--- start Extract ---

Project Description¶

App developers and publishers are always interested in understanding what users think and feel about their apps. While we cannot directly ask every user, we can analyze the reviews they leave on platforms like the Google Play Store. In this project, we will use clustering and natural language processing (NLP) techniques to group and analyze negative user reviews. Our goal is to discover common themes or issues mentioned by users so we can provide useful insights to the product and support teams.

We usually apply product analytics to better understand user behavior, uncover trends, and evaluate which features users love and which ones need improvement. Recently, a mobile app company has seen a rise in negative reviews on the Google Play Store. As a result, the app's overall rating has dropped. We will investigate these reviews to find out what is going wrong.

Our approach will include the following steps:

  • Filter the dataset to focus only on negative reviews (low scores).
  • Use text preprocessing techniques to clean and prepare the review text.
  • Apply NLP and clustering algorithms to group similar reviews together.
  • Identify the most common complaints or issues users are talking about.

--- end Extract ---
--- start Provided material ---

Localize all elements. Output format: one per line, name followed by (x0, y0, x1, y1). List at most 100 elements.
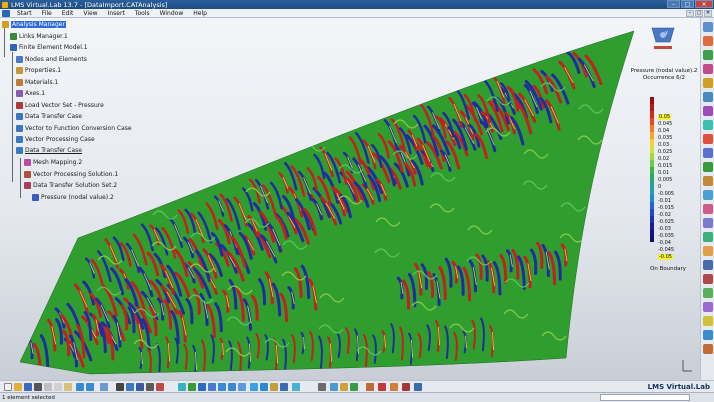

--- end Provided material ---

• _Tasks for this exercise_:
1. Sum up the project description in two sentences.
2. Copy out word for word the stretch of the project description from "We usually apply" through "reviews (low scores).".

• _The responses_:
1. A mobile app company has seen more negative reviews on the Google Play Store and a drop in its overall rating, so this project will look into those reviews to find out what is going wrong. It will filter for low-score reviews, clean the text, and use NLP and clustering to group similar reviews and identify the most common complaints, giving useful insights to the product and support teams.

2.
We usually apply product analytics to better understand user behavior, uncover trends, and evaluate which features users love and which ones need improvement. Recently, a mobile app company has seen a rise in negative reviews on the Google Play Store. As a result, the app's overall rating has dropped. We will investigate these reviews to find out what is going wrong.

Our approach will include the following steps:

  • Filter the dataset to focus only on negative reviews (low scores).